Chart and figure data
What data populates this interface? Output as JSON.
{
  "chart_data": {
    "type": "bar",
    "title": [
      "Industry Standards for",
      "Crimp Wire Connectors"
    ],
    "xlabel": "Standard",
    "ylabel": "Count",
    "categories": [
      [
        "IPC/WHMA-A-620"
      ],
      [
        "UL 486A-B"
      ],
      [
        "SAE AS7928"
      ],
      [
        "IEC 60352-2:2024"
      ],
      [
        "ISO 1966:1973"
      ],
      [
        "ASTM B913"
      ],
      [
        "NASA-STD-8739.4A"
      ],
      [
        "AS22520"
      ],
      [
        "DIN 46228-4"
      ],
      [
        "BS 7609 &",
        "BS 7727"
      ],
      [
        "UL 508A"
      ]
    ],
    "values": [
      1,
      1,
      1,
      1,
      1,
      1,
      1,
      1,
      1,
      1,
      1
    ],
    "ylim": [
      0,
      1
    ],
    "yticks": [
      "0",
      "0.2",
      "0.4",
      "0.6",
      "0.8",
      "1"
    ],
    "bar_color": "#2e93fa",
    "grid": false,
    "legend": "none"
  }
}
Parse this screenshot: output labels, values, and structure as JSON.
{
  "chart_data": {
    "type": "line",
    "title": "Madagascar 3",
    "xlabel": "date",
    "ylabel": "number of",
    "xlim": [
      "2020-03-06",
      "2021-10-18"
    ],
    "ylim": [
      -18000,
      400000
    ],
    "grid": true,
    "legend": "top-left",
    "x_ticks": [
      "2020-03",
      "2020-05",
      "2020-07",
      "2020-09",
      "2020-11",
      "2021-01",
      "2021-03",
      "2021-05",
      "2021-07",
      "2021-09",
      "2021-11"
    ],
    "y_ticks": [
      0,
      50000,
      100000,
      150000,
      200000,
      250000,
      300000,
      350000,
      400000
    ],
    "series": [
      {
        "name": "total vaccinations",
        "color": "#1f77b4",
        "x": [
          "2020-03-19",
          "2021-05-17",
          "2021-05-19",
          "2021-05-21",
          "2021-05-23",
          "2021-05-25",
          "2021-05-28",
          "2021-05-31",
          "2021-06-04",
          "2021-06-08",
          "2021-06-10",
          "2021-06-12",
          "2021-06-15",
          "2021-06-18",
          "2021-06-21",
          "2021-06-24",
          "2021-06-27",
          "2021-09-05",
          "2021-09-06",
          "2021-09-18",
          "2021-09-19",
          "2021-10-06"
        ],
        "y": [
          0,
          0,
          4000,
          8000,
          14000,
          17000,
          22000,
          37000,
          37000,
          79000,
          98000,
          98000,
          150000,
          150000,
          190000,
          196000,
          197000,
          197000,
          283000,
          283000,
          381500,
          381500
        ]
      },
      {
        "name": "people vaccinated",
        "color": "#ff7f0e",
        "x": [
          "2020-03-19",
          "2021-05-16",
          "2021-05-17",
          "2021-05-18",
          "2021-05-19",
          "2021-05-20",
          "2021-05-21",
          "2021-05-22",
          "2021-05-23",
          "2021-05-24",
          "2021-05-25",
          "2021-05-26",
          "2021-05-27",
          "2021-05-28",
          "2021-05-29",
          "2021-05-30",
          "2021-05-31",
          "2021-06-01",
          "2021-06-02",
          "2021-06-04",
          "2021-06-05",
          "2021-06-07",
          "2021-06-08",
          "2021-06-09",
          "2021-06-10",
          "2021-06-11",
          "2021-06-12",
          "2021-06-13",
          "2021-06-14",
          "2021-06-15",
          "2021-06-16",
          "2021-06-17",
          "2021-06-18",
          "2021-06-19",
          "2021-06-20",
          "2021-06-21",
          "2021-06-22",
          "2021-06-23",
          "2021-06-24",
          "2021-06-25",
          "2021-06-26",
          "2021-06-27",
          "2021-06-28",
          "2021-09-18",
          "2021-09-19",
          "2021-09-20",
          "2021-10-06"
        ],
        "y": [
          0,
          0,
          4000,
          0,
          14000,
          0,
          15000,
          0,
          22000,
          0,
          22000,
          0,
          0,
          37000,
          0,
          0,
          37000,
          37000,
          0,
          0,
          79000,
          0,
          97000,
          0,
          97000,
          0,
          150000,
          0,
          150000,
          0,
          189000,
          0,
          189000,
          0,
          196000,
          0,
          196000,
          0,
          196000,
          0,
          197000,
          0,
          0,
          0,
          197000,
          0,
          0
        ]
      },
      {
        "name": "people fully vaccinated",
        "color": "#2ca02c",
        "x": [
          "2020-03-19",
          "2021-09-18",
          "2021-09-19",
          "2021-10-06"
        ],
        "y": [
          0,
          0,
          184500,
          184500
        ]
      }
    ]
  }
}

- [Stated task]:
Set down the listing above in full, please, exactly as it appears.

- [Task response]:
What data populates this interface? Output as JSON.
{
  "chart_data": {
    "type": "bar",
    "title": [
      "Industry Standards for",
      "Crimp Wire Connectors"
    ],
    "xlabel": "Standard",
    "ylabel": "Count",
    "categories": [
      [
        "IPC/WHMA-A-620"
      ],
      [
        "UL 486A-B"
      ],
      [
        "SAE AS7928"
      ],
      [
        "IEC 60352-2:2024"
      ],
      [
        "ISO 1966:1973"
      ],
      [
        "ASTM B913"
      ],
      [
        "NASA-STD-8739.4A"
      ],
      [
        "AS22520"
      ],
      [
        "DIN 46228-4"
      ],
      [
        "BS 7609 &",
        "BS 7727"
      ],
      [
        "UL 508A"
      ]
    ],
    "values": [
      1,
      1,
      1,
      1,
      1,
      1,
      1,
      1,
      1,
      1,
      1
    ],
    "ylim": [
      0,
      1
    ],
    "yticks": [
      "0",
      "0.2",
      "0.4",
      "0.6",
      "0.8",
      "1"
    ],
    "bar_color": "#2e93fa",
    "grid": false,
    "legend": "none"
  }
}
Parse this screenshot: output labels, values, and structure as JSON.
{
  "chart_data": {
    "type": "line",
    "title": "Madagascar 3",
    "xlabel": "date",
    "ylabel": "number of",
    "xlim": [
      "2020-03-06",
      "2021-10-18"
    ],
    "ylim": [
      -18000,
      400000
    ],
    "grid": true,
    "legend": "top-left",
    "x_ticks": [
      "2020-03",
      "2020-05",
      "2020-07",
      "2020-09",
      "2020-11",
      "2021-01",
      "2021-03",
      "2021-05",
      "2021-07",
      "2021-09",
      "2021-11"
    ],
    "y_ticks": [
      0,
      50000,
      100000,
      150000,
      200000,
      250000,
      300000,
      350000,
      400000
    ],
    "series": [
      {
        "name": "total vaccinations",
        "color": "#1f77b4",
        "x": [
          "2020-03-19",
          "2021-05-17",
          "2021-05-19",
          "2021-05-21",
          "2021-05-23",
          "2021-05-25",
          "2021-05-28",
          "2021-05-31",
          "2021-06-04",
          "2021-06-08",
          "2021-06-10",
          "2021-06-12",
          "2021-06-15",
          "2021-06-18",
          "2021-06-21",
          "2021-06-24",
          "2021-06-27",
          "2021-09-05",
          "2021-09-06",
          "2021-09-18",
          "2021-09-19",
          "2021-10-06"
        ],
        "y": [
          0,
          0,
          4000,
          8000,
          14000,
          17000,
          22000,
          37000,
          37000,
          79000,
          98000,
          98000,
          150000,
          150000,
          190000,
          196000,
          197000,
          197000,
          283000,
          283000,
          381500,
          381500
        ]
      },
      {
        "name": "people vaccinated",
        "color": "#ff7f0e",
        "x": [
          "2020-03-19",
          "2021-05-16",
          "2021-05-17",
          "2021-05-18",
          "2021-05-19",
          "2021-05-20",
          "2021-05-21",
          "2021-05-22",
          "2021-05-23",
          "2021-05-24",
          "2021-05-25",
          "2021-05-26",
          "2021-05-27",
          "2021-05-28",
          "2021-05-29",
          "2021-05-30",
          "2021-05-31",
          "2021-06-01",
          "2021-06-02",
          "2021-06-04",
          "2021-06-05",
          "2021-06-07",
          "2021-06-08",
          "2021-06-09",
          "2021-06-10",
          "2021-06-11",
          "2021-06-12",
          "2021-06-13",
          "2021-06-14",
          "2021-06-15",
          "2021-06-16",
          "2021-06-17",
          "2021-06-18",
          "2021-06-19",
          "2021-06-20",
          "2021-06-21",
          "2021-06-22",
          "2021-06-23",
          "2021-06-24",
          "2021-06-25",
          "2021-06-26",
          "2021-06-27",
          "2021-06-28",
          "2021-09-18",
          "2021-09-19",
          "2021-09-20",
          "2021-10-06"
        ],
        "y": [
          0,
          0,
          4000,
          0,
          14000,
          0,
          15000,
          0,
          22000,
          0,
          22000,
          0,
          0,
          37000,
          0,
          0,
          37000,
          37000,
          0,
          0,
          79000,
          0,
          97000,
          0,
          97000,
          0,
          150000,
          0,
          150000,
          0,
          189000,
          0,
          189000,
          0,
          196000,
          0,
          196000,
          0,
          196000,
          0,
          197000,
          0,
          0,
          0,
          197000,
          0,
          0
        ]
      },
      {
        "name": "people fully vaccinated",
        "color": "#2ca02c",
        "x": [
          "2020-03-19",
          "2021-09-18",
          "2021-09-19",
          "2021-10-06"
        ],
        "y": [
          0,
          0,
          184500,
          184500
        ]
      }
    ]
  }
}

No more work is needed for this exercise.